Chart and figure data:

# # # # #

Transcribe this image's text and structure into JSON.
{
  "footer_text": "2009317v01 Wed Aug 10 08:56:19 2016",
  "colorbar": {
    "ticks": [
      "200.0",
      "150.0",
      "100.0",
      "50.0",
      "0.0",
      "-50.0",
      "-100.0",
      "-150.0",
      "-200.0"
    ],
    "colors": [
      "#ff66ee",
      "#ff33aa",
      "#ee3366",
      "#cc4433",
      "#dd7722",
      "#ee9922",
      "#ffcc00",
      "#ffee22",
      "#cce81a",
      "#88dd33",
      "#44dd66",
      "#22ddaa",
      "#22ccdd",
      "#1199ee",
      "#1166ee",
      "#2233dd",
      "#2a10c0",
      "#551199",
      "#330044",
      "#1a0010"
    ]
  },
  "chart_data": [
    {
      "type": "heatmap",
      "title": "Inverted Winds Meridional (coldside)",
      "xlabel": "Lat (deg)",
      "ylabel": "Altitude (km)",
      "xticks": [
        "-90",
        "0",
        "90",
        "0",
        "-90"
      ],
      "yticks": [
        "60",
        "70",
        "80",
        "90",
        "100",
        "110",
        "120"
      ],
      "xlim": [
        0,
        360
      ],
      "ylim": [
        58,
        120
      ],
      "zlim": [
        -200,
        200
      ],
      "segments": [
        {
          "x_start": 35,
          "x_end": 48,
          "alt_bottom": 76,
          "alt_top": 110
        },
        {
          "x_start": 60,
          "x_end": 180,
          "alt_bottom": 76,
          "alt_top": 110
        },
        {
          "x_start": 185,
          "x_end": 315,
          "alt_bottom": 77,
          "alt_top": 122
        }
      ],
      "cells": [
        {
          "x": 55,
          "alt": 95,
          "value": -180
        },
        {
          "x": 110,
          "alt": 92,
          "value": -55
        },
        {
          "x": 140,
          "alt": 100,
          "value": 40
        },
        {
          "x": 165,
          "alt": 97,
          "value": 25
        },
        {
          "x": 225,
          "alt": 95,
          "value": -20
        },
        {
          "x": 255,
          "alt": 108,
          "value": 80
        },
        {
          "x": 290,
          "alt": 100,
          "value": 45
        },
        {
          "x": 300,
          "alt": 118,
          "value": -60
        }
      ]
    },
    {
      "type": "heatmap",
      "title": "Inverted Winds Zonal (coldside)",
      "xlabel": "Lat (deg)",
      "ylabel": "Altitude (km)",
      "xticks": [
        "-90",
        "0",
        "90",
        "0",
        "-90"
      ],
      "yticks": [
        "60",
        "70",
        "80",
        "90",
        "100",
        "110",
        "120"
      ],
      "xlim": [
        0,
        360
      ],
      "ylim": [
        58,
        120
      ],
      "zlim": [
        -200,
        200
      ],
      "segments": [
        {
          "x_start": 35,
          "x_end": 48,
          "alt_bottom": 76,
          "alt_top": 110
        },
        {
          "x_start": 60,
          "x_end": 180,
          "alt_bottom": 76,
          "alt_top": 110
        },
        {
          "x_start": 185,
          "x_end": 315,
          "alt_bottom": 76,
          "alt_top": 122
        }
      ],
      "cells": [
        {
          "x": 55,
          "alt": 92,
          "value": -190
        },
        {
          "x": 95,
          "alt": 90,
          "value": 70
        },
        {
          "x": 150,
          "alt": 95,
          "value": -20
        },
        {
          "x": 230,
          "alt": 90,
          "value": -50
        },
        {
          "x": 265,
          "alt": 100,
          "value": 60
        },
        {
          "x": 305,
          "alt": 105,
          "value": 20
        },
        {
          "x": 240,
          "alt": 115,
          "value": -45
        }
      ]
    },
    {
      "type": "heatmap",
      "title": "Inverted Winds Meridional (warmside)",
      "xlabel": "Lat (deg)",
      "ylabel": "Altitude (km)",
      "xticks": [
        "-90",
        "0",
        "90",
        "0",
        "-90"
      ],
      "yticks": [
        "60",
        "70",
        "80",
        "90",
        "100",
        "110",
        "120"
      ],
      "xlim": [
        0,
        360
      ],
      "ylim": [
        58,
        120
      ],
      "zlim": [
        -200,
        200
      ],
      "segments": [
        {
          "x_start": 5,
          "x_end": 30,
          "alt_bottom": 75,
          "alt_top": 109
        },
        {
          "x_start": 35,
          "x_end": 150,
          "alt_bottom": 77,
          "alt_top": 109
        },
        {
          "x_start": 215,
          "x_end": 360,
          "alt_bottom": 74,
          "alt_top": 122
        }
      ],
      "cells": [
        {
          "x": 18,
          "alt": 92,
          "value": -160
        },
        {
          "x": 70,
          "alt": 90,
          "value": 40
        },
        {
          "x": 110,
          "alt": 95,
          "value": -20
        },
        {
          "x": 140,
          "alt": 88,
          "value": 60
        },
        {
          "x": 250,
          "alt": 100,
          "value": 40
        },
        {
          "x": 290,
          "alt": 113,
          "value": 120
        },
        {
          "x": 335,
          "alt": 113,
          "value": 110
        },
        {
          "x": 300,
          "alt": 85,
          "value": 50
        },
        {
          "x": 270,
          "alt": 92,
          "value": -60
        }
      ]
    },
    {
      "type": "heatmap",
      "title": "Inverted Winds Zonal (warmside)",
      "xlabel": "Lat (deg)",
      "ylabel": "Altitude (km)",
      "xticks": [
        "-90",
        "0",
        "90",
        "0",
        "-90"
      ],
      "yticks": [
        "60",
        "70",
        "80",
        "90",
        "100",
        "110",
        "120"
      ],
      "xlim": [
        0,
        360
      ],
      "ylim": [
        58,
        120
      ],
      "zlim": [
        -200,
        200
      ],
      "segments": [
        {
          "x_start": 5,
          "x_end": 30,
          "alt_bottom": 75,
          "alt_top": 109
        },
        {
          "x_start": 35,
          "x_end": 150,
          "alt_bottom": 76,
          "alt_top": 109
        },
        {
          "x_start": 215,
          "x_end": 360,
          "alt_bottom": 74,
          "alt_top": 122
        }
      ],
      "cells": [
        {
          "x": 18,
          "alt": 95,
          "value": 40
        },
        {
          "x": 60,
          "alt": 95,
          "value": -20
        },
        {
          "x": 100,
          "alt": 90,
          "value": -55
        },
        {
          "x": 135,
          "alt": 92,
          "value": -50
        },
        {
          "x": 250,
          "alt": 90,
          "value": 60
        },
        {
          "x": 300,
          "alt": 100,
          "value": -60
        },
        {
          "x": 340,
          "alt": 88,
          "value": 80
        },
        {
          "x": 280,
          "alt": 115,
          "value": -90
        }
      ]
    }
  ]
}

# # # # #

EXERCISE GOAL: Using the records above, find and show each line with the string "Inverted".

TASK ANSWER:
      "title": "Inverted Winds Meridional (coldside)",
      "title": "Inverted Winds Zonal (coldside)",
      "title": "Inverted Winds Meridional (warmside)",
      "title": "Inverted Winds Zonal (warmside)",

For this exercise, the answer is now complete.